**EXERCISE DIRECTIONS**
Can you write out the whole listing exactly?

Extracted data entries
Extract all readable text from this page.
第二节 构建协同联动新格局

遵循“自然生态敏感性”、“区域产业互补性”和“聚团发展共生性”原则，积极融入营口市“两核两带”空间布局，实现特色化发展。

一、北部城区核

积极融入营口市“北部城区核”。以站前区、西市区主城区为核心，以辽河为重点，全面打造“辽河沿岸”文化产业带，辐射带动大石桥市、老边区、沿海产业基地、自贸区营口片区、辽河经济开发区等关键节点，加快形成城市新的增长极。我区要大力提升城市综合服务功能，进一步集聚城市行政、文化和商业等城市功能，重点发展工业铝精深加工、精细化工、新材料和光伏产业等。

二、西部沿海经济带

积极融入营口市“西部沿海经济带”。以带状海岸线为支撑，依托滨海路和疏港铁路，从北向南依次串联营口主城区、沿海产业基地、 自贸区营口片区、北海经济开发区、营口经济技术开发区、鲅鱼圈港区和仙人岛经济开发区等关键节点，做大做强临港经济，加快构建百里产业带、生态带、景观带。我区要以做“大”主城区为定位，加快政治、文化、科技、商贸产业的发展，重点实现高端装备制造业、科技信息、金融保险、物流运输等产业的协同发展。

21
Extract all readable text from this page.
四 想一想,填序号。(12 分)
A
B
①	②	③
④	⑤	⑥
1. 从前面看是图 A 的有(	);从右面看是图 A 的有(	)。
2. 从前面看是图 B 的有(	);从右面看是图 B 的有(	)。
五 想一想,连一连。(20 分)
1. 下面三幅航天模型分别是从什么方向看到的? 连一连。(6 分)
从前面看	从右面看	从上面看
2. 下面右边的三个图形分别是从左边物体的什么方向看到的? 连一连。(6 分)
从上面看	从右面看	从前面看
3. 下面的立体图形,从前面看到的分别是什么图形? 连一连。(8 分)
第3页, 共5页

**TASK RESPONSE**
Extract all readable text from this page.
第二节 构建协同联动新格局

遵循“自然生态敏感性”、“区域产业互补性”和“聚团发展共生性”原则，积极融入营口市“两核两带”空间布局，实现特色化发展。

一、北部城区核

积极融入营口市“北部城区核”。以站前区、西市区主城区为核心，以辽河为重点，全面打造“辽河沿岸”文化产业带，辐射带动大石桥市、老边区、沿海产业基地、自贸区营口片区、辽河经济开发区等关键节点，加快形成城市新的增长极。我区要大力提升城市综合服务功能，进一步集聚城市行政、文化和商业等城市功能，重点发展工业铝精深加工、精细化工、新材料和光伏产业等。

二、西部沿海经济带

积极融入营口市“西部沿海经济带”。以带状海岸线为支撑，依托滨海路和疏港铁路，从北向南依次串联营口主城区、沿海产业基地、 自贸区营口片区、北海经济开发区、营口经济技术开发区、鲅鱼圈港区和仙人岛经济开发区等关键节点，做大做强临港经济，加快构建百里产业带、生态带、景观带。我区要以做“大”主城区为定位，加快政治、文化、科技、商贸产业的发展，重点实现高端装备制造业、科技信息、金融保险、物流运输等产业的协同发展。

21
Extract all readable text from this page.
四 想一想,填序号。(12 分)
A
B
①	②	③
④	⑤	⑥
1. 从前面看是图 A 的有(	);从右面看是图 A 的有(	)。
2. 从前面看是图 B 的有(	);从右面看是图 B 的有(	)。
五 想一想,连一连。(20 分)
1. 下面三幅航天模型分别是从什么方向看到的? 连一连。(6 分)
从前面看	从右面看	从上面看
2. 下面右边的三个图形分别是从左边物体的什么方向看到的? 连一连。(6 分)
从上面看	从右面看	从前面看
3. 下面的立体图形,从前面看到的分别是什么图形? 连一连。(8 分)
第3页, 共5页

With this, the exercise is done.